**EXERCISE MATERIALS:**
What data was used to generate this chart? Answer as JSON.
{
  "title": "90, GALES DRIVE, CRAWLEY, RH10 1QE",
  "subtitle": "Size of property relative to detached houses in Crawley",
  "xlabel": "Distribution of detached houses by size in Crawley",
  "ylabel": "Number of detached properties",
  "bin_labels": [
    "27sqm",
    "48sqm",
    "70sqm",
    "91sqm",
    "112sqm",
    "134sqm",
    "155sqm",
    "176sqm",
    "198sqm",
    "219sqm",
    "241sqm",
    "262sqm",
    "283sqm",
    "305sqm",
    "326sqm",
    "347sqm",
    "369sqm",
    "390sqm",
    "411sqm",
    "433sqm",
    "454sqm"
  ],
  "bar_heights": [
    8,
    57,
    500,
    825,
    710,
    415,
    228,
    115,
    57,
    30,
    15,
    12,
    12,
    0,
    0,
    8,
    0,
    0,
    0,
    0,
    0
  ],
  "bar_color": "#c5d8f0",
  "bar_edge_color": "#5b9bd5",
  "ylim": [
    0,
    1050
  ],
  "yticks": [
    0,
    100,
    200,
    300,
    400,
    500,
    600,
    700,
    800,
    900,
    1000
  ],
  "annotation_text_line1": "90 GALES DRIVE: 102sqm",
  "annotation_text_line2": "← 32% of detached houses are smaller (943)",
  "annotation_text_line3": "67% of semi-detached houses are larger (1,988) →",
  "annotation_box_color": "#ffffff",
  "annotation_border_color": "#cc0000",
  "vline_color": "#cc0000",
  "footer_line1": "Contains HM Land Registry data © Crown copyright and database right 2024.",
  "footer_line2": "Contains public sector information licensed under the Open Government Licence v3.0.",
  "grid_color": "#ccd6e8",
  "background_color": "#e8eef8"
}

**TASK PROMPT:**
The records above should be repeated in full, exactly as given.

**RESPONSE TO THIS EXERCISE:**
What data was used to generate this chart? Answer as JSON.
{
  "title": "90, GALES DRIVE, CRAWLEY, RH10 1QE",
  "subtitle": "Size of property relative to detached houses in Crawley",
  "xlabel": "Distribution of detached houses by size in Crawley",
  "ylabel": "Number of detached properties",
  "bin_labels": [
    "27sqm",
    "48sqm",
    "70sqm",
    "91sqm",
    "112sqm",
    "134sqm",
    "155sqm",
    "176sqm",
    "198sqm",
    "219sqm",
    "241sqm",
    "262sqm",
    "283sqm",
    "305sqm",
    "326sqm",
    "347sqm",
    "369sqm",
    "390sqm",
    "411sqm",
    "433sqm",
    "454sqm"
  ],
  "bar_heights": [
    8,
    57,
    500,
    825,
    710,
    415,
    228,
    115,
    57,
    30,
    15,
    12,
    12,
    0,
    0,
    8,
    0,
    0,
    0,
    0,
    0
  ],
  "bar_color": "#c5d8f0",
  "bar_edge_color": "#5b9bd5",
  "ylim": [
    0,
    1050
  ],
  "yticks": [
    0,
    100,
    200,
    300,
    400,
    500,
    600,
    700,
    800,
    900,
    1000
  ],
  "annotation_text_line1": "90 GALES DRIVE: 102sqm",
  "annotation_text_line2": "← 32% of detached houses are smaller (943)",
  "annotation_text_line3": "67% of semi-detached houses are larger (1,988) →",
  "annotation_box_color": "#ffffff",
  "annotation_border_color": "#cc0000",
  "vline_color": "#cc0000",
  "footer_line1": "Contains HM Land Registry data © Crown copyright and database right 2024.",
  "footer_line2": "Contains public sector information licensed under the Open Government Licence v3.0.",
  "grid_color": "#ccd6e8",
  "background_color": "#e8eef8"
}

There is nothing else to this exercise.